▶ **What to do**: Transcribe each of the records below exactly, excluding all pictures.

++++ Exercise data

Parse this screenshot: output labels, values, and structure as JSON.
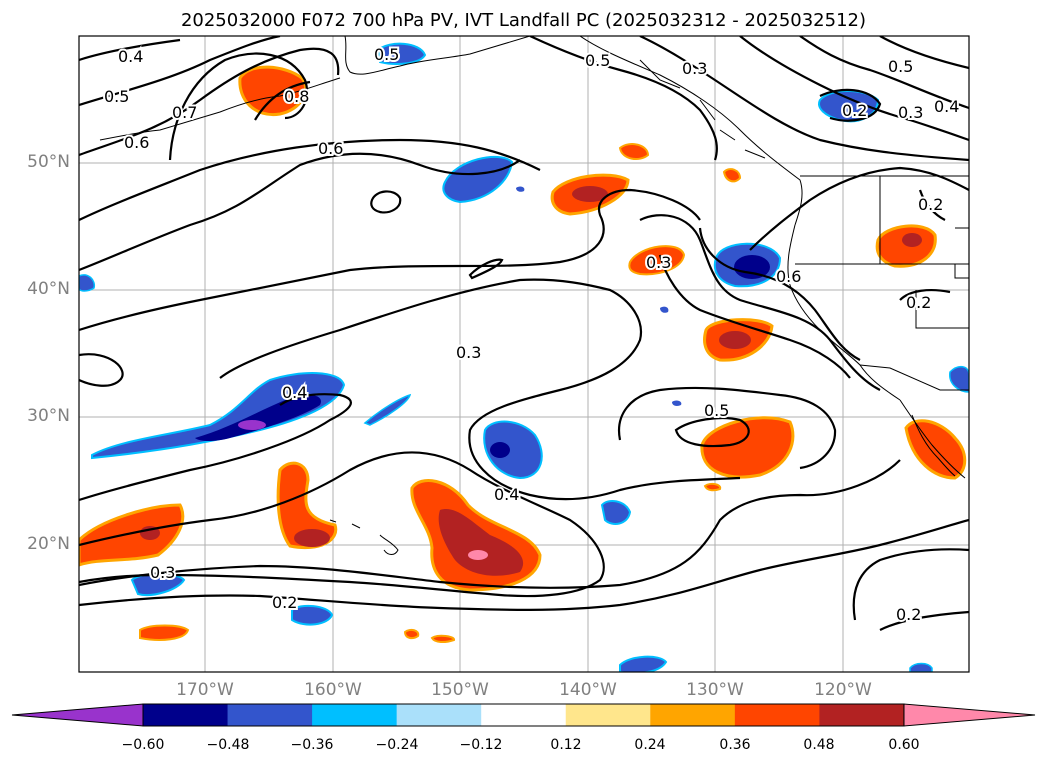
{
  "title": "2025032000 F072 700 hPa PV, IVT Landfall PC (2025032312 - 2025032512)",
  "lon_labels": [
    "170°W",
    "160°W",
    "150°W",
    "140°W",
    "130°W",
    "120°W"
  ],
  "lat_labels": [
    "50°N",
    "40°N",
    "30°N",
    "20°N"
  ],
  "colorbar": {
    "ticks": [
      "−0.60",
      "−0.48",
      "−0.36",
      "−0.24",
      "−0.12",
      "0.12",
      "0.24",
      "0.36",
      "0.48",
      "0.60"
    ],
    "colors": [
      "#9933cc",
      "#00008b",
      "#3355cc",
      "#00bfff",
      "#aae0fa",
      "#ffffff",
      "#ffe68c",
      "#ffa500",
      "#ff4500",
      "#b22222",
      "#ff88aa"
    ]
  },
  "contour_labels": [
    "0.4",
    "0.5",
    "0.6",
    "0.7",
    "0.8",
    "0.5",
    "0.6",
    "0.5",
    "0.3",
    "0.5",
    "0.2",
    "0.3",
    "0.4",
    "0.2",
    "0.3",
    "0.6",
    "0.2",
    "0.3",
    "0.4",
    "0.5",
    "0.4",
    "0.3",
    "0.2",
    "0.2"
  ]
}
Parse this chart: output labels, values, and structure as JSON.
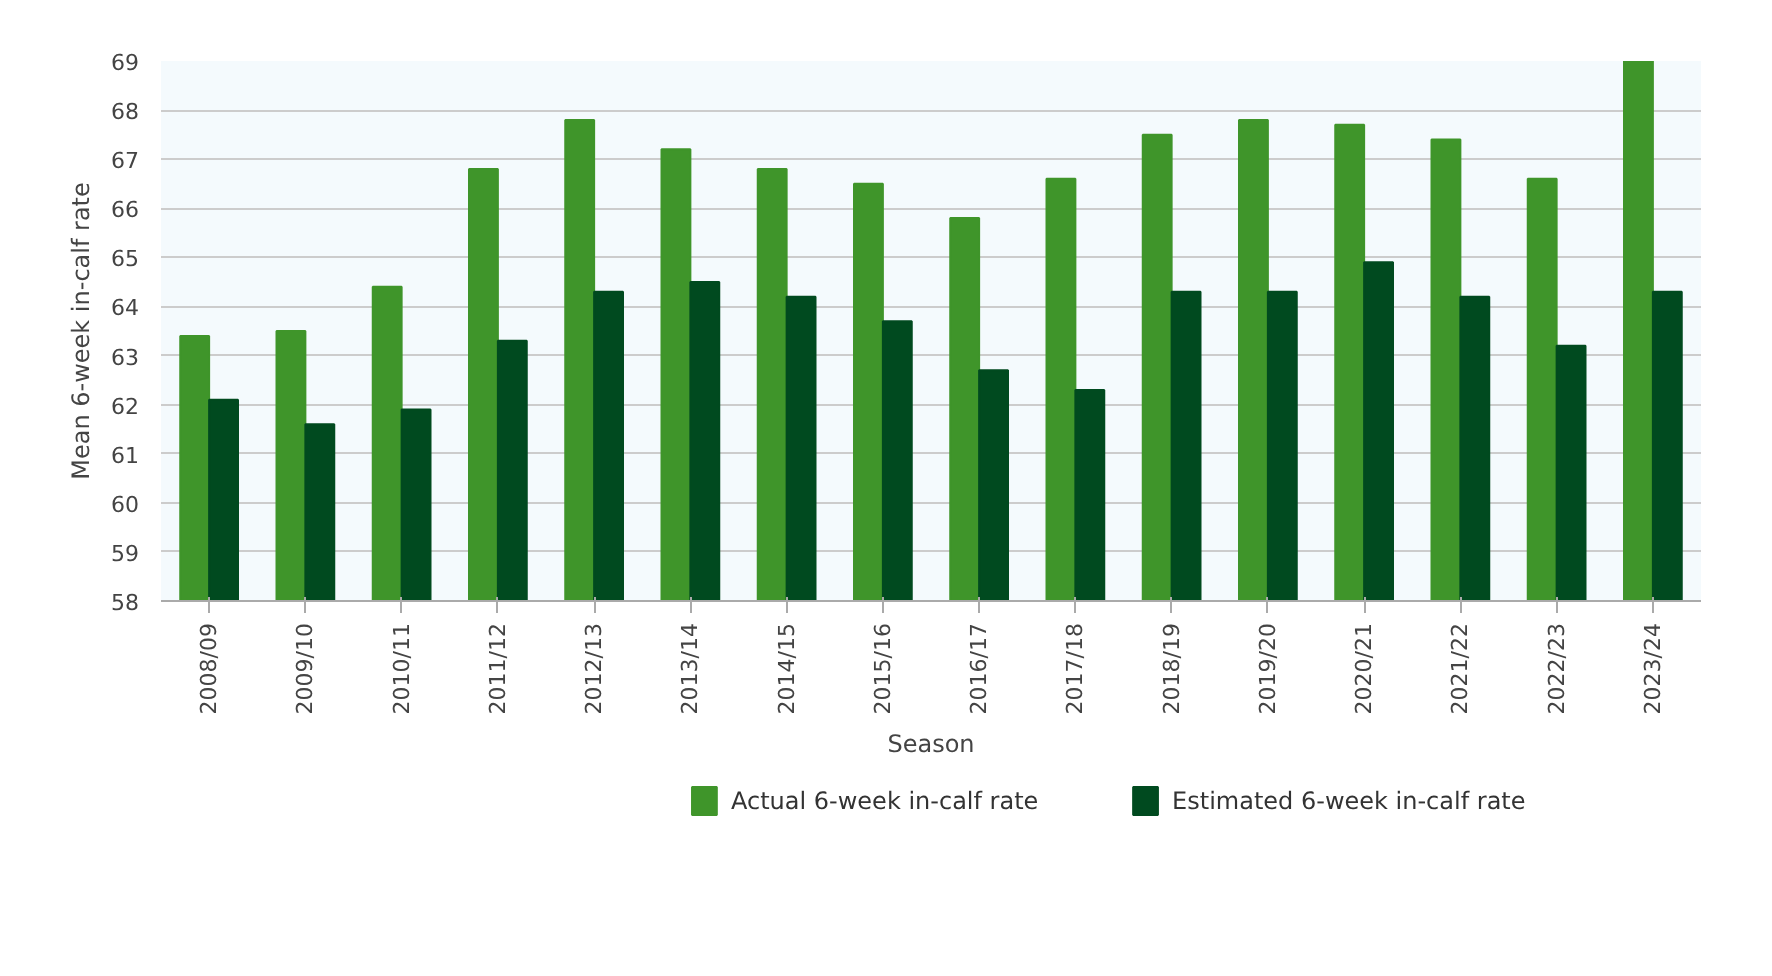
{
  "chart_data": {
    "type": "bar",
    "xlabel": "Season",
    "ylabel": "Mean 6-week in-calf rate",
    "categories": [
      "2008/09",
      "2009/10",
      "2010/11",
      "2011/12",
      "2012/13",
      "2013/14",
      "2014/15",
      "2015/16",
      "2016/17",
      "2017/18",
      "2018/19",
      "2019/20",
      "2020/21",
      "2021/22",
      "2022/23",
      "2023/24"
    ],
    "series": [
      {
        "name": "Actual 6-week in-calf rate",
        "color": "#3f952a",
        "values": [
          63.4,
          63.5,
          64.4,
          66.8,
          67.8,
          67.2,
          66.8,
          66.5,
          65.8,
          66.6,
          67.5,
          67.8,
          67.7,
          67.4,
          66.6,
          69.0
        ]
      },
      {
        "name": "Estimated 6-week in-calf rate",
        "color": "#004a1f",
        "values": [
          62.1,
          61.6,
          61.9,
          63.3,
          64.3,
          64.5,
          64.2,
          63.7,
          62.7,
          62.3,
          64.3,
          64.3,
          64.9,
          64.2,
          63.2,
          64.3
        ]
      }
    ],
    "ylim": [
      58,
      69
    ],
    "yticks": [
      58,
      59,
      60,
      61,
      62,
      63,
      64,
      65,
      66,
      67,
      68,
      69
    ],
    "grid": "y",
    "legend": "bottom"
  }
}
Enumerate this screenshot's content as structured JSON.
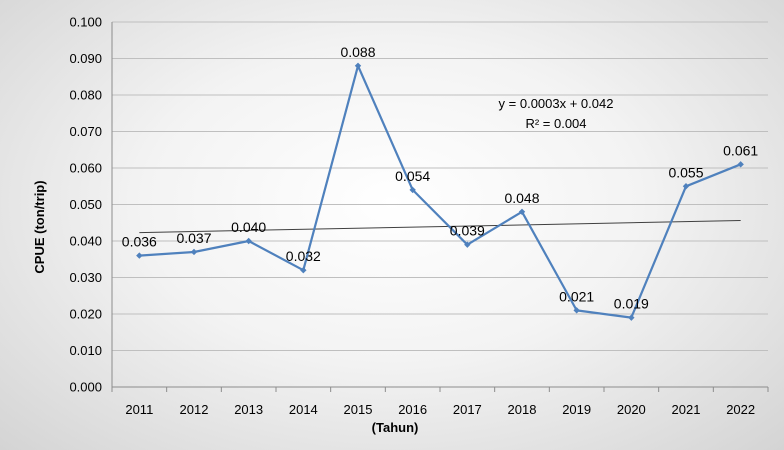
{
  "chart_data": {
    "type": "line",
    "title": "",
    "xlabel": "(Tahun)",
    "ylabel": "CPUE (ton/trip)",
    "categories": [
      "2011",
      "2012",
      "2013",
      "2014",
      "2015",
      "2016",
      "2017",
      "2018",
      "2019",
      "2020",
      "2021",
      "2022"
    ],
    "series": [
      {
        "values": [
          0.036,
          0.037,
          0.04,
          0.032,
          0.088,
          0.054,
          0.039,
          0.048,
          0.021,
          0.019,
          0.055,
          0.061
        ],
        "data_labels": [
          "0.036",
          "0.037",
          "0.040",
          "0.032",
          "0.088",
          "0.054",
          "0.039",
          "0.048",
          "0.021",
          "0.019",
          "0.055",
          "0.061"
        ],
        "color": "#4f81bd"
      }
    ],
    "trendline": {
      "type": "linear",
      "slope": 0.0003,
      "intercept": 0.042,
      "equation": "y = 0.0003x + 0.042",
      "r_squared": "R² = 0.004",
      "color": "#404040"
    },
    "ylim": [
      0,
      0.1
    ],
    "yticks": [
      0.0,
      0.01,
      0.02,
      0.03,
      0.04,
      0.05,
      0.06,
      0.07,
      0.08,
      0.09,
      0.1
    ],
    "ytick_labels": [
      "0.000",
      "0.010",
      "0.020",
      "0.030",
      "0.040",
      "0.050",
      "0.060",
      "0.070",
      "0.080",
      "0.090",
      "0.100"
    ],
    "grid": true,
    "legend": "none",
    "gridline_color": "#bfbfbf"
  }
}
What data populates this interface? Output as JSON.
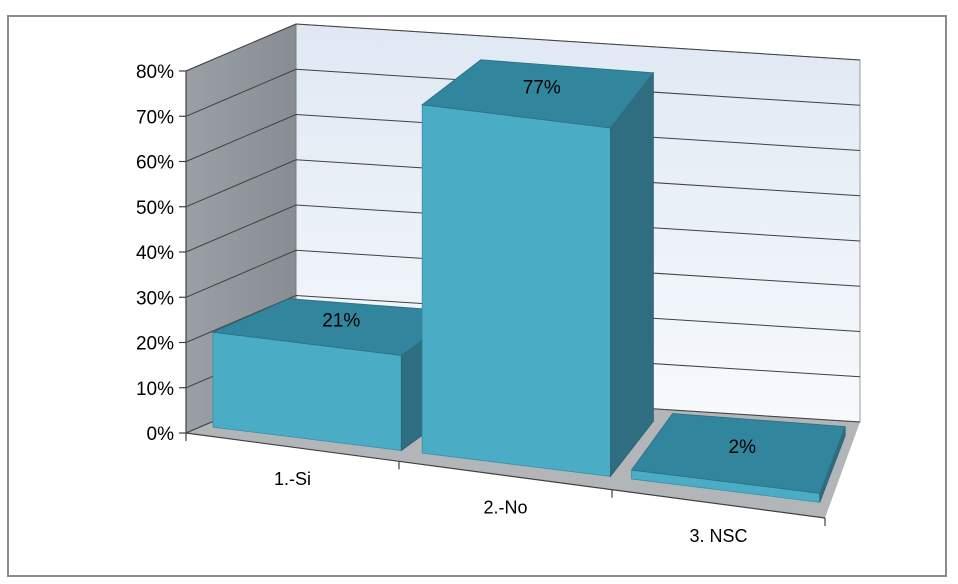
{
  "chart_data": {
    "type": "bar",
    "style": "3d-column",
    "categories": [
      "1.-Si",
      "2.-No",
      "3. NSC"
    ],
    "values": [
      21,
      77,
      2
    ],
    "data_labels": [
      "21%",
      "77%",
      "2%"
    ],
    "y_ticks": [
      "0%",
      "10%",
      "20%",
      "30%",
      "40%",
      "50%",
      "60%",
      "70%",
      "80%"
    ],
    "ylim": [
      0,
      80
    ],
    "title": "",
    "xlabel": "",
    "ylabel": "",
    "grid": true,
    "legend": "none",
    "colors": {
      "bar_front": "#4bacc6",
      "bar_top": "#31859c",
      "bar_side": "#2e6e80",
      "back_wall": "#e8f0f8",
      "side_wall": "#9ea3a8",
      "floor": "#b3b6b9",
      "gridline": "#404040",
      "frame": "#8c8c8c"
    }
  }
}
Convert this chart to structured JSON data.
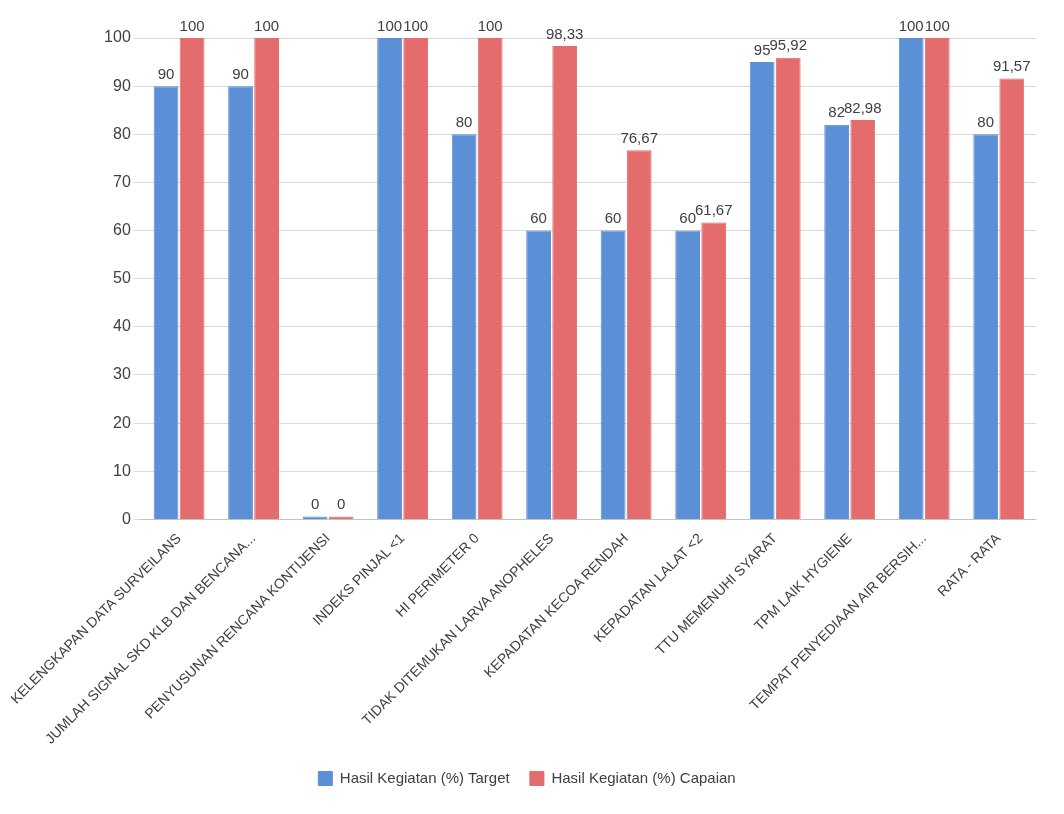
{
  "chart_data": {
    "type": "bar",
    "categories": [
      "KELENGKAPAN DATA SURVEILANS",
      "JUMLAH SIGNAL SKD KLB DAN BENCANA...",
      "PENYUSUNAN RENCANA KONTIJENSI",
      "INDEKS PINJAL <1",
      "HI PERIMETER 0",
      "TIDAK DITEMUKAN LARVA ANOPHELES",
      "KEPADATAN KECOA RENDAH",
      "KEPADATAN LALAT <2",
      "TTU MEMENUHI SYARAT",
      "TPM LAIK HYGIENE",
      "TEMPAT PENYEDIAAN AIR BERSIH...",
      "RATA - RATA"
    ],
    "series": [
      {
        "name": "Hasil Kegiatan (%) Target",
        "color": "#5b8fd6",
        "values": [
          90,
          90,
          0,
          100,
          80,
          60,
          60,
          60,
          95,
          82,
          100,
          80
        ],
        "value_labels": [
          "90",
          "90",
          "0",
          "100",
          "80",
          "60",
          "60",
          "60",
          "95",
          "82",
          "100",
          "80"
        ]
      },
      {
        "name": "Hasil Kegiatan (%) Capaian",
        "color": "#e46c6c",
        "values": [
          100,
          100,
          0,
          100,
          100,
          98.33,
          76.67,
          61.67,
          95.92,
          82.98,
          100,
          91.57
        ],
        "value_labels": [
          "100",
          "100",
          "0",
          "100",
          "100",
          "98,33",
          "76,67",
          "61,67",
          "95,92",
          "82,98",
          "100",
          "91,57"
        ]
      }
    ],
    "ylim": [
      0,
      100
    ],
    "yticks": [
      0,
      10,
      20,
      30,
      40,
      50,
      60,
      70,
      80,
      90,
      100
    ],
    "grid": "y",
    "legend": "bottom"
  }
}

++++++++

▶ **Finished answer**:
Parse this screenshot: output labels, values, and structure as JSON.
{
  "title": "2025032000 F072 700 hPa PV, IVT Landfall PC (2025032312 - 2025032512)",
  "lon_labels": [
    "170°W",
    "160°W",
    "150°W",
    "140°W",
    "130°W",
    "120°W"
  ],
  "lat_labels": [
    "50°N",
    "40°N",
    "30°N",
    "20°N"
  ],
  "colorbar": {
    "ticks": [
      "−0.60",
      "−0.48",
      "−0.36",
      "−0.24",
      "−0.12",
      "0.12",
      "0.24",
      "0.36",
      "0.48",
      "0.60"
    ],
    "colors": [
      "#9933cc",
      "#00008b",
      "#3355cc",
      "#00bfff",
      "#aae0fa",
      "#ffffff",
      "#ffe68c",
      "#ffa500",
      "#ff4500",
      "#b22222",
      "#ff88aa"
    ]
  },
  "contour_labels": [
    "0.4",
    "0.5",
    "0.6",
    "0.7",
    "0.8",
    "0.5",
    "0.6",
    "0.5",
    "0.3",
    "0.5",
    "0.2",
    "0.3",
    "0.4",
    "0.2",
    "0.3",
    "0.6",
    "0.2",
    "0.3",
    "0.4",
    "0.5",
    "0.4",
    "0.3",
    "0.2",
    "0.2"
  ]
}
Parse this chart: output labels, values, and structure as JSON.
{
  "chart_data": {
    "type": "bar",
    "xlabel": "Season",
    "ylabel": "Mean 6-week in-calf rate",
    "categories": [
      "2008/09",
      "2009/10",
      "2010/11",
      "2011/12",
      "2012/13",
      "2013/14",
      "2014/15",
      "2015/16",
      "2016/17",
      "2017/18",
      "2018/19",
      "2019/20",
      "2020/21",
      "2021/22",
      "2022/23",
      "2023/24"
    ],
    "series": [
      {
        "name": "Actual 6-week in-calf rate",
        "color": "#3f952a",
        "values": [
          63.4,
          63.5,
          64.4,
          66.8,
          67.8,
          67.2,
          66.8,
          66.5,
          65.8,
          66.6,
          67.5,
          67.8,
          67.7,
          67.4,
          66.6,
          69.0
        ]
      },
      {
        "name": "Estimated 6-week in-calf rate",
        "color": "#004a1f",
        "values": [
          62.1,
          61.6,
          61.9,
          63.3,
          64.3,
          64.5,
          64.2,
          63.7,
          62.7,
          62.3,
          64.3,
          64.3,
          64.9,
          64.2,
          63.2,
          64.3
        ]
      }
    ],
    "ylim": [
      58,
      69
    ],
    "yticks": [
      58,
      59,
      60,
      61,
      62,
      63,
      64,
      65,
      66,
      67,
      68,
      69
    ],
    "grid": "y",
    "legend": "bottom"
  }
}
Enumerate this screenshot's content as structured JSON.
{
  "chart_data": {
    "type": "line",
    "title": "",
    "xlabel": "(Tahun)",
    "ylabel": "CPUE (ton/trip)",
    "categories": [
      "2011",
      "2012",
      "2013",
      "2014",
      "2015",
      "2016",
      "2017",
      "2018",
      "2019",
      "2020",
      "2021",
      "2022"
    ],
    "series": [
      {
        "values": [
          0.036,
          0.037,
          0.04,
          0.032,
          0.088,
          0.054,
          0.039,
          0.048,
          0.021,
          0.019,
          0.055,
          0.061
        ],
        "data_labels": [
          "0.036",
          "0.037",
          "0.040",
          "0.032",
          "0.088",
          "0.054",
          "0.039",
          "0.048",
          "0.021",
          "0.019",
          "0.055",
          "0.061"
        ],
        "color": "#4f81bd"
      }
    ],
    "trendline": {
      "type": "linear",
      "slope": 0.0003,
      "intercept": 0.042,
      "equation": "y = 0.0003x + 0.042",
      "r_squared": "R² = 0.004",
      "color": "#404040"
    },
    "ylim": [
      0,
      0.1
    ],
    "yticks": [
      0.0,
      0.01,
      0.02,
      0.03,
      0.04,
      0.05,
      0.06,
      0.07,
      0.08,
      0.09,
      0.1
    ],
    "ytick_labels": [
      "0.000",
      "0.010",
      "0.020",
      "0.030",
      "0.040",
      "0.050",
      "0.060",
      "0.070",
      "0.080",
      "0.090",
      "0.100"
    ],
    "grid": true,
    "legend": "none",
    "gridline_color": "#bfbfbf"
  }
}
What data populates this interface? Output as JSON.
{
  "chart_data": {
    "type": "bar",
    "style": "3d-column",
    "categories": [
      "1.-Si",
      "2.-No",
      "3. NSC"
    ],
    "values": [
      21,
      77,
      2
    ],
    "data_labels": [
      "21%",
      "77%",
      "2%"
    ],
    "y_ticks": [
      "0%",
      "10%",
      "20%",
      "30%",
      "40%",
      "50%",
      "60%",
      "70%",
      "80%"
    ],
    "ylim": [
      0,
      80
    ],
    "title": "",
    "xlabel": "",
    "ylabel": "",
    "grid": true,
    "legend": "none",
    "colors": {
      "bar_front": "#4bacc6",
      "bar_top": "#31859c",
      "bar_side": "#2e6e80",
      "back_wall": "#e8f0f8",
      "side_wall": "#9ea3a8",
      "floor": "#b3b6b9",
      "gridline": "#404040",
      "frame": "#8c8c8c"
    }
  }
}
Convert this chart to structured JSON data.
{
  "chart_data": {
    "type": "bar",
    "categories": [
      "KELENGKAPAN DATA SURVEILANS",
      "JUMLAH SIGNAL SKD KLB DAN BENCANA...",
      "PENYUSUNAN RENCANA KONTIJENSI",
      "INDEKS PINJAL <1",
      "HI PERIMETER 0",
      "TIDAK DITEMUKAN LARVA ANOPHELES",
      "KEPADATAN KECOA RENDAH",
      "KEPADATAN LALAT <2",
      "TTU MEMENUHI SYARAT",
      "TPM LAIK HYGIENE",
      "TEMPAT PENYEDIAAN AIR BERSIH...",
      "RATA - RATA"
    ],
    "series": [
      {
        "name": "Hasil Kegiatan (%) Target",
        "color": "#5b8fd6",
        "values": [
          90,
          90,
          0,
          100,
          80,
          60,
          60,
          60,
          95,
          82,
          100,
          80
        ],
        "value_labels": [
          "90",
          "90",
          "0",
          "100",
          "80",
          "60",
          "60",
          "60",
          "95",
          "82",
          "100",
          "80"
        ]
      },
      {
        "name": "Hasil Kegiatan (%) Capaian",
        "color": "#e46c6c",
        "values": [
          100,
          100,
          0,
          100,
          100,
          98.33,
          76.67,
          61.67,
          95.92,
          82.98,
          100,
          91.57
        ],
        "value_labels": [
          "100",
          "100",
          "0",
          "100",
          "100",
          "98,33",
          "76,67",
          "61,67",
          "95,92",
          "82,98",
          "100",
          "91,57"
        ]
      }
    ],
    "ylim": [
      0,
      100
    ],
    "yticks": [
      0,
      10,
      20,
      30,
      40,
      50,
      60,
      70,
      80,
      90,
      100
    ],
    "grid": "y",
    "legend": "bottom"
  }
}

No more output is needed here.